### Entries shown

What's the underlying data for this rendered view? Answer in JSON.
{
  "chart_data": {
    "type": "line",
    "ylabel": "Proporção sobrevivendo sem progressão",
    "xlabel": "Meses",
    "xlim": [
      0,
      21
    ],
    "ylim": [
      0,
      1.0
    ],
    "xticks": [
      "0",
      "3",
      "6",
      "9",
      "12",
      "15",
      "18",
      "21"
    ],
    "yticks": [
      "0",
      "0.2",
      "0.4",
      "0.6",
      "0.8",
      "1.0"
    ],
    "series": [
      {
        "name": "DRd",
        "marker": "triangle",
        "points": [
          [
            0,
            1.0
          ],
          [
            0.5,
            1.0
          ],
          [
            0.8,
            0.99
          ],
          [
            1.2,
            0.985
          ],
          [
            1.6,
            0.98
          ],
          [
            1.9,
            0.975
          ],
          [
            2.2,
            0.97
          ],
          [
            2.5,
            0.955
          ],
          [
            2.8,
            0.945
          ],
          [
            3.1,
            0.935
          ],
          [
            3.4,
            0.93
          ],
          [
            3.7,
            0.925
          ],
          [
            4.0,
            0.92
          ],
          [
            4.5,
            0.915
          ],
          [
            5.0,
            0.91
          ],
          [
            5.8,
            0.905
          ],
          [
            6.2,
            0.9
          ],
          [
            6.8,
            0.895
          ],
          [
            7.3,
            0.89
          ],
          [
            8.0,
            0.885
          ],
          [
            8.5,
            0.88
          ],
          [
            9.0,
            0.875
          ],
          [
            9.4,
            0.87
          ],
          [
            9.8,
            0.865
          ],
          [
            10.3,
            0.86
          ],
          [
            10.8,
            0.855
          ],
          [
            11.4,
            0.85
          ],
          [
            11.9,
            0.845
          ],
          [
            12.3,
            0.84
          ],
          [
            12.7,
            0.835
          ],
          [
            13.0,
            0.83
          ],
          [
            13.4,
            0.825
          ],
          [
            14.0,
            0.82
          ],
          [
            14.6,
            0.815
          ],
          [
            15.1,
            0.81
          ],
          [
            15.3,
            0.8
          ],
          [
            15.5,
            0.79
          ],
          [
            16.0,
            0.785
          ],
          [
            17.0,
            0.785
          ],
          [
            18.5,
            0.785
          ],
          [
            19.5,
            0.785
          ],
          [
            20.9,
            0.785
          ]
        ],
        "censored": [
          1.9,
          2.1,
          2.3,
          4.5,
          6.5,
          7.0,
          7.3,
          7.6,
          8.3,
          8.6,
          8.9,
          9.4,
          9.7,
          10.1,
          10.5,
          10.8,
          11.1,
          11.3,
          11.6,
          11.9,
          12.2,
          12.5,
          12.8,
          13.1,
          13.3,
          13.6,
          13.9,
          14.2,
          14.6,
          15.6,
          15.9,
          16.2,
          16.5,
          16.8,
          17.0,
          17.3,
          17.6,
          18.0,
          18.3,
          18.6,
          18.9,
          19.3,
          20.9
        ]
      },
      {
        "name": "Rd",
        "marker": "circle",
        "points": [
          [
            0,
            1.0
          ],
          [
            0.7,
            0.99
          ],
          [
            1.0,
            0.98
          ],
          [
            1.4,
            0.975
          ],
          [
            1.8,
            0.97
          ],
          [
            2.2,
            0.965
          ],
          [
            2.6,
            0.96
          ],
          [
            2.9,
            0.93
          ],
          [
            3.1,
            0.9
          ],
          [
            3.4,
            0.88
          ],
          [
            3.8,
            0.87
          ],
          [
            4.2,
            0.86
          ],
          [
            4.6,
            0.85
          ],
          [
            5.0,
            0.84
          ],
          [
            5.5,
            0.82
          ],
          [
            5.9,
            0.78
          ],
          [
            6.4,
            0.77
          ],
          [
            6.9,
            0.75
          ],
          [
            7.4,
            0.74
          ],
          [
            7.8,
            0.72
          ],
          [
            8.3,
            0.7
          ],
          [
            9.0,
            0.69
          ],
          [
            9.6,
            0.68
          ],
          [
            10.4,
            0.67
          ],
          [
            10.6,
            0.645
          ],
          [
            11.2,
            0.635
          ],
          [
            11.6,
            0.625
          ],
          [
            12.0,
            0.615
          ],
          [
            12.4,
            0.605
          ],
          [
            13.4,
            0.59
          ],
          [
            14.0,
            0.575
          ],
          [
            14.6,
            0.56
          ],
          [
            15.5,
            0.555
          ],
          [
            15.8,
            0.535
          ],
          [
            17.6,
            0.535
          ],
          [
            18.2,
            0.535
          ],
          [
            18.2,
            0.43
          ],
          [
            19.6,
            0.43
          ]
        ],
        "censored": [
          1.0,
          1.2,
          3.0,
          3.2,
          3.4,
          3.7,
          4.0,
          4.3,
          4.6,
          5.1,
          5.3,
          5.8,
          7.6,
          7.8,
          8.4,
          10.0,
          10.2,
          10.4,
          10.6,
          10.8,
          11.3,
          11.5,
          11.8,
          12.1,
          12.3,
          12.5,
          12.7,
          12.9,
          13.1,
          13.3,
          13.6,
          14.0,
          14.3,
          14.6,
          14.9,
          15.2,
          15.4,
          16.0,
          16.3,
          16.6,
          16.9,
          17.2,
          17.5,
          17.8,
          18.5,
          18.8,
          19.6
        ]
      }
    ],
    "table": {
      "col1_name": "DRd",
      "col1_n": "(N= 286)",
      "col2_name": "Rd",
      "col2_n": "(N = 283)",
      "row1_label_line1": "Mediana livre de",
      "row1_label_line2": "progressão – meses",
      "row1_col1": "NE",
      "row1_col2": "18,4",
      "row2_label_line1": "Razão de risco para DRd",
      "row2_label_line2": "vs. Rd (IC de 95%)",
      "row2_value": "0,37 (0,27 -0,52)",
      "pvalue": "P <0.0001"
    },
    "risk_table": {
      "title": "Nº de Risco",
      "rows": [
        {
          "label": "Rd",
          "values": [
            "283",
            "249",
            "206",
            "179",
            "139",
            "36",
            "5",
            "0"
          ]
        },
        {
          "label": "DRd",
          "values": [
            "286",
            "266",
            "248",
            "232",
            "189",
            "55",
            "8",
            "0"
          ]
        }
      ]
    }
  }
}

...

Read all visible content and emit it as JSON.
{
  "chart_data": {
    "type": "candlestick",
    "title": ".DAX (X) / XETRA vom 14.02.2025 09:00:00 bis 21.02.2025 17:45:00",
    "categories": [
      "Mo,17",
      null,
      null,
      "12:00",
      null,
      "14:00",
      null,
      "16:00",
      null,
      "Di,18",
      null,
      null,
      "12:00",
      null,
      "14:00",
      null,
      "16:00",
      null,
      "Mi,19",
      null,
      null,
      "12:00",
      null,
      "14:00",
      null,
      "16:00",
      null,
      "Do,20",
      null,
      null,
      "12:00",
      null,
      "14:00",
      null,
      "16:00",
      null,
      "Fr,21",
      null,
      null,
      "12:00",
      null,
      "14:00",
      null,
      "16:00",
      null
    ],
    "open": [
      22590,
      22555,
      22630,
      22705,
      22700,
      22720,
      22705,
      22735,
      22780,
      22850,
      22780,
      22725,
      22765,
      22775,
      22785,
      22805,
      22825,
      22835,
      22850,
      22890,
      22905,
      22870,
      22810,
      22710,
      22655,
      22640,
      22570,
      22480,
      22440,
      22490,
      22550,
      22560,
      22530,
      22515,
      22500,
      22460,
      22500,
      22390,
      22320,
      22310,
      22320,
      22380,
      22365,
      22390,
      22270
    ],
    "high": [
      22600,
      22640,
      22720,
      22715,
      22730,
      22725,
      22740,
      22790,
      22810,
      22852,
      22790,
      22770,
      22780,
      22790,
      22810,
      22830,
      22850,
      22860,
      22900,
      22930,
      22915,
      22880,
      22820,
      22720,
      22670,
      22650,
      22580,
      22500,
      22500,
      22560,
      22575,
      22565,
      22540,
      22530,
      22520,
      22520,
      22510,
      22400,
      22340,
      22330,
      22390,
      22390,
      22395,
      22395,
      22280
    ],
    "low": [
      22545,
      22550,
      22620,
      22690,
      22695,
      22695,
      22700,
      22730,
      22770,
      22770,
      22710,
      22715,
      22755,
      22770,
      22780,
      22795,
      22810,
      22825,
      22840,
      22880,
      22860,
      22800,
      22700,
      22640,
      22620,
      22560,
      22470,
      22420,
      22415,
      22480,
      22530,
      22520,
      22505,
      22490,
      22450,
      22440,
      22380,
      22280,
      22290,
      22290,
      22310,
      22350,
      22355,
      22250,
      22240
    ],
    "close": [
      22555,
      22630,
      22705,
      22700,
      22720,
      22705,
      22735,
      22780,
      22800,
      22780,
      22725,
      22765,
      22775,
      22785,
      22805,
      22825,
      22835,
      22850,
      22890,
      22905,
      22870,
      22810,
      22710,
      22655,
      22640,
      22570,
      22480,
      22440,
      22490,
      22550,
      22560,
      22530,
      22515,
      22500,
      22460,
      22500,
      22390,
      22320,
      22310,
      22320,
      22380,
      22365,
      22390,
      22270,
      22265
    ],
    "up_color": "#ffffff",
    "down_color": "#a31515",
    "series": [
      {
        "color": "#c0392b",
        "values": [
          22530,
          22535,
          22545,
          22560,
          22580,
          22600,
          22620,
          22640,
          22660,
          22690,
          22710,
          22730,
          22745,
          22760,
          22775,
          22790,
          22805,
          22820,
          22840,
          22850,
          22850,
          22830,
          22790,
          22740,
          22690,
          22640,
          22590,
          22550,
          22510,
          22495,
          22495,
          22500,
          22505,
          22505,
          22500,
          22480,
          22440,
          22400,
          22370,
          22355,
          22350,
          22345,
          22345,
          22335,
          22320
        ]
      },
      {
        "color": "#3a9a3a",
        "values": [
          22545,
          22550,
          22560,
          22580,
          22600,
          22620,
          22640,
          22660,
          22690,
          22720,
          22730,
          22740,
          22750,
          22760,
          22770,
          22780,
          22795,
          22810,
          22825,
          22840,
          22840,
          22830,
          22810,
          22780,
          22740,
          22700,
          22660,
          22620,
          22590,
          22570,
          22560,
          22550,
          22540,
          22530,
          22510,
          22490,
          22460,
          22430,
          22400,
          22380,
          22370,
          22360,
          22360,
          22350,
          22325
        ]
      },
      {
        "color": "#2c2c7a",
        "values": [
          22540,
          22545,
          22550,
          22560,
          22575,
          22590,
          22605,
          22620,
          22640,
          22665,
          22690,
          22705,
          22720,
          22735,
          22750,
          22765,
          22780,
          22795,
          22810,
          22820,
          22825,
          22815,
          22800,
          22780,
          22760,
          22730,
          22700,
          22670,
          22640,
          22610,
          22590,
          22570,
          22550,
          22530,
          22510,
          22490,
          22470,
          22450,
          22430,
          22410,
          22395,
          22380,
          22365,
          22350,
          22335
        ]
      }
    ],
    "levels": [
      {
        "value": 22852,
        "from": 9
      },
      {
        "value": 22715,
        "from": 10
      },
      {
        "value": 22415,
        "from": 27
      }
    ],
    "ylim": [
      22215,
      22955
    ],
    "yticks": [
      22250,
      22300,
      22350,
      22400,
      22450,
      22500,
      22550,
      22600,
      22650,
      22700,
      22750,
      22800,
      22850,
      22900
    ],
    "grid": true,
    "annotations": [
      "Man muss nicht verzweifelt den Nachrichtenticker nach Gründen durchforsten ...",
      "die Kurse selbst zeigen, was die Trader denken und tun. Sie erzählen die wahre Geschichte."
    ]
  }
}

### Requirement
Collect, from the material above, every line containing the word "title".

### Finished exercise
      "title": "Nº de Risco",
    "title": ".DAX (X) / XETRA vom 14.02.2025 09:00:00 bis 21.02.2025 17:45:00",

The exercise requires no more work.